* _WHAT NEEDS TO BE DONE_:
Check every line of the entries that follow, and copy the ones containing "text".

--------------------------------------------------

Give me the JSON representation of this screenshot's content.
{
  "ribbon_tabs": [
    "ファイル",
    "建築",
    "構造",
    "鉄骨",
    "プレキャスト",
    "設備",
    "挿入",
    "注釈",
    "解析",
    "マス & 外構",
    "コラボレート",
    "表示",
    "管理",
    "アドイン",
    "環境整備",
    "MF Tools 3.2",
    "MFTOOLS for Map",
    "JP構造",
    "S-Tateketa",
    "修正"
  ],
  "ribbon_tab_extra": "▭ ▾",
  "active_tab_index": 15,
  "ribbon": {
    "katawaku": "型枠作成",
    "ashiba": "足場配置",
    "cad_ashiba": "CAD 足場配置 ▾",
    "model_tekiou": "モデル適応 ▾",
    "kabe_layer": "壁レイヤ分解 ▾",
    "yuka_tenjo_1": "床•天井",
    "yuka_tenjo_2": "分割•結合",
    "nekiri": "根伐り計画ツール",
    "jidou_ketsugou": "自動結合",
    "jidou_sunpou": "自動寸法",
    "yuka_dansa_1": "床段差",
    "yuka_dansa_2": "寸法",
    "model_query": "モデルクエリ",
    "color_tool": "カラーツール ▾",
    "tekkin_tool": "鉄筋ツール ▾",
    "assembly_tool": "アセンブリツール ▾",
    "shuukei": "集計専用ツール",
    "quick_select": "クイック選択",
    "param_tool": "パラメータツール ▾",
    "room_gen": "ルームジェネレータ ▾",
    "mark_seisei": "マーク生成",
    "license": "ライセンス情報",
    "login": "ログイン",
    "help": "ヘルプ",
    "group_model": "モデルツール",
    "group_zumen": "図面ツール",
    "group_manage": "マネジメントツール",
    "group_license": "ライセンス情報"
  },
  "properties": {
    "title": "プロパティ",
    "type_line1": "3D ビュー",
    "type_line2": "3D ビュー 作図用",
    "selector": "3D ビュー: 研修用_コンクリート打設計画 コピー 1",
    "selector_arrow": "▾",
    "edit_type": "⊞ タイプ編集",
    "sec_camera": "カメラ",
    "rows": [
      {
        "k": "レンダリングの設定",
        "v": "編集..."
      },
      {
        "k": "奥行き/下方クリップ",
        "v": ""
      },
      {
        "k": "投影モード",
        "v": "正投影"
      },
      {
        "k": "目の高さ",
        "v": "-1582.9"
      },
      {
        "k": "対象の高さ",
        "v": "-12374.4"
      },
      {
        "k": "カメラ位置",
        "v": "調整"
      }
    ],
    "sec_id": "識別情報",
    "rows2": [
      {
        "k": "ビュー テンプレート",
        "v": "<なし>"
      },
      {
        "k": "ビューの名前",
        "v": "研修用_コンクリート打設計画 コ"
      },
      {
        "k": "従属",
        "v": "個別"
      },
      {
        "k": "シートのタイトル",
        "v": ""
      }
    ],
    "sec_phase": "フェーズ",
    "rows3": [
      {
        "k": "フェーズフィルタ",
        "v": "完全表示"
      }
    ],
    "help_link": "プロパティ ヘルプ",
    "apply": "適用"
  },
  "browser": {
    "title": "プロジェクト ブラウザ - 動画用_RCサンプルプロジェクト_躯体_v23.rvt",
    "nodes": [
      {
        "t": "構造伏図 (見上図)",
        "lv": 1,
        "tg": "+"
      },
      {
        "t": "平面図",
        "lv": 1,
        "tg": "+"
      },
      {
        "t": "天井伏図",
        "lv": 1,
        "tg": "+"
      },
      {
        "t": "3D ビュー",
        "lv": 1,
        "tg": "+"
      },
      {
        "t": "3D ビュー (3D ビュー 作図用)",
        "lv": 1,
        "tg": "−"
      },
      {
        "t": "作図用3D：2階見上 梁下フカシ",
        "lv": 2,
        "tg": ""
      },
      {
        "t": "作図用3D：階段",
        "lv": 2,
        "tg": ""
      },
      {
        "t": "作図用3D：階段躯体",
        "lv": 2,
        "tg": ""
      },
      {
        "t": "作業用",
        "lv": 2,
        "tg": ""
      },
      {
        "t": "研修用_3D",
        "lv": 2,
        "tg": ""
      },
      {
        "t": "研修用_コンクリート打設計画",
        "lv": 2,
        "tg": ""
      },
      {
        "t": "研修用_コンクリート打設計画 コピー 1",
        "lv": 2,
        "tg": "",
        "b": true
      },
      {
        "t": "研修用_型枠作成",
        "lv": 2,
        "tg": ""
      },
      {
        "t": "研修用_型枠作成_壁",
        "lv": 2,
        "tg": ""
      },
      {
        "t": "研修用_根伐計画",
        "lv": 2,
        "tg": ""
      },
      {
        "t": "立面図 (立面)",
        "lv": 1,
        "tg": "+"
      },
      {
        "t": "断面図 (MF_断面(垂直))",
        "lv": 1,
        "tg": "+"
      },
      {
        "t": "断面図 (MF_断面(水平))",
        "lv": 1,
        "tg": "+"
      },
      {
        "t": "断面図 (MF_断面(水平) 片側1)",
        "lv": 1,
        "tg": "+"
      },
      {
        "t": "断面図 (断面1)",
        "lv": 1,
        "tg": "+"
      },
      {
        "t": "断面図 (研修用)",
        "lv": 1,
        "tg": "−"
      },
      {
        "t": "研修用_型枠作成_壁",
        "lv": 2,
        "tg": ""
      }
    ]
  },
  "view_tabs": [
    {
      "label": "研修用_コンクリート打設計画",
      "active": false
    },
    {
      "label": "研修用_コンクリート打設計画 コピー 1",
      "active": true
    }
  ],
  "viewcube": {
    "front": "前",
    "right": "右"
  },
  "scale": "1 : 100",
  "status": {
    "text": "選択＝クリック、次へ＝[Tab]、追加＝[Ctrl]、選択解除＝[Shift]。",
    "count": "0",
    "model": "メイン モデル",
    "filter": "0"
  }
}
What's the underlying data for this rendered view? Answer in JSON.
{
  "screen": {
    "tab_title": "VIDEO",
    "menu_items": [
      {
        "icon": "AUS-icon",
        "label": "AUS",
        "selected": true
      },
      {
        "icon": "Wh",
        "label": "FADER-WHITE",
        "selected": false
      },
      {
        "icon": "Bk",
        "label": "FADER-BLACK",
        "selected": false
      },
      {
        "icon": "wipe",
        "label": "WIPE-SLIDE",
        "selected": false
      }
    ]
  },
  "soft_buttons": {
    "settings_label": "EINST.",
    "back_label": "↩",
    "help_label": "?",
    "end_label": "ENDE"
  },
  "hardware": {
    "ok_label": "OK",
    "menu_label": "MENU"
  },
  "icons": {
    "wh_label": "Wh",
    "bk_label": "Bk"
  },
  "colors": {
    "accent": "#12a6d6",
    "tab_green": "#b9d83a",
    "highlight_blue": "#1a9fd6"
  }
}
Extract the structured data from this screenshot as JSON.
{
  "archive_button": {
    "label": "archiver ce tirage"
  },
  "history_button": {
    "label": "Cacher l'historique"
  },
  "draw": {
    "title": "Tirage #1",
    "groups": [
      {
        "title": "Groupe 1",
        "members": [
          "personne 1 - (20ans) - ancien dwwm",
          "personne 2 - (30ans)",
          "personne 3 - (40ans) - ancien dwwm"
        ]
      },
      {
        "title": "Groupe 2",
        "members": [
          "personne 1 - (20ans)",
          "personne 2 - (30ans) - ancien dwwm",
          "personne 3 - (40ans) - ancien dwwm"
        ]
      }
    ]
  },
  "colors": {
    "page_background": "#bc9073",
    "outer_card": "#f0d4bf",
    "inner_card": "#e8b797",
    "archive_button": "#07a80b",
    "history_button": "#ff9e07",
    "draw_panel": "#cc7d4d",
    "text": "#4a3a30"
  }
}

--------------------------------------------------

* _EXERCISE RESPONSE_:
    "text": "選択＝クリック、次へ＝[Tab]、追加＝[Ctrl]、選択解除＝[Shift]。",
    "text": "#4a3a30"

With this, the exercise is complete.